*Document passage*:
▼
Assembly standard 10 was developed by Tom Knight, and is the most widely used assembly standard. It involves the use of restriction enzymes. Every BioBrick part is a DNA sequence which is carried by a circular plasmid, which acts as a vector. The vector acts as a transport system to carry the BioBrick parts. The first approach towards a BioBrick standard was the introduction of standard sequences, the prefix and suffix sequences, which flank the 5 and 3 ends of the DNA part respectively. These standard sequences encode specific restriction enzyme sites. The prefix sequence encodes EcoRI (E) and Xbal (X) sites, while the suffix sequence encodes SpeI (S) and PstI (P) sites. The prefix and the suffix are not considered part of the BioBrick part. To facilitate the assembly process, the BioBrick part itself must not contain any of these restriction sites. During the assembly of two different parts, one of the plasmids is digested with EcoRI and SpeI. The plasmid carrying the other BioBrick part is digested with EcoRI and Xbal. This leaves both plasmids with 4 base pair (bp) overhangs at the 5 and 3 ends. The EcoRI sites will ligate since they are complementary to each other. The Xbal and SpeI sites will also ligate as the digestion produces compatible ends. Now, both the DNA parts are in one plasmid. The ligation produces an 8 base pair "scar" site between the two BioBrick parts. Since the scar site is a hybrid of the Xbal and SpeI sites, it is not recognized by either restriction enzyme. The prefix and suffix sequences remain unchanged by this digestion and ligation process, which allows for subsequent assembly steps with more BioBrick parts.
▲
*Dataset content*:
▼
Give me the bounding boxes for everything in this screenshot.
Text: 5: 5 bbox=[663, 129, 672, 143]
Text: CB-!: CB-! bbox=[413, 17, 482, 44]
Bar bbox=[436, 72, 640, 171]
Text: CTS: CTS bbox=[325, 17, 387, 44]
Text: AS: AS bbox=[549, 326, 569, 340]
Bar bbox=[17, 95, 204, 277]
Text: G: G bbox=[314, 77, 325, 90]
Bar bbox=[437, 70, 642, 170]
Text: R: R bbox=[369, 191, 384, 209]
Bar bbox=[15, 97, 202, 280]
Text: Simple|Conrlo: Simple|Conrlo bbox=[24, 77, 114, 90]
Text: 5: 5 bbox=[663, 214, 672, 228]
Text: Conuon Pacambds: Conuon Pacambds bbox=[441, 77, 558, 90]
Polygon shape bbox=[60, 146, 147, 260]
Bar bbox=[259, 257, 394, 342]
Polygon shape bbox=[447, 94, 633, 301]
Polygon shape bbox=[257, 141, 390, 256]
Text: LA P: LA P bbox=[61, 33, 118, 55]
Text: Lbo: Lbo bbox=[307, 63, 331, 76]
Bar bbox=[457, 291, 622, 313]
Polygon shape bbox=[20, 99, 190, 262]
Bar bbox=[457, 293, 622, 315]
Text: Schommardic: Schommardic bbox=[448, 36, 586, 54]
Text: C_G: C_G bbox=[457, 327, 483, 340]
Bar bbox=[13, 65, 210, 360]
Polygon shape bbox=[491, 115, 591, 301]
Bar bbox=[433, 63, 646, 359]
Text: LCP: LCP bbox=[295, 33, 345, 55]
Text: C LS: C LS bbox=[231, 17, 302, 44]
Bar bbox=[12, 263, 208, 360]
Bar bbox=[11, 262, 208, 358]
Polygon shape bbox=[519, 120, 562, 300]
▲
*What you should do*: In the passage on BioBrick assembly standard 10, why is the 8 base pair scar site left between the two joined parts not cut by either restriction enzyme?

*Answer space*: The scar site is a hybrid of the XbaI and SpeI sites, so neither XbaI nor SpeI recognizes it.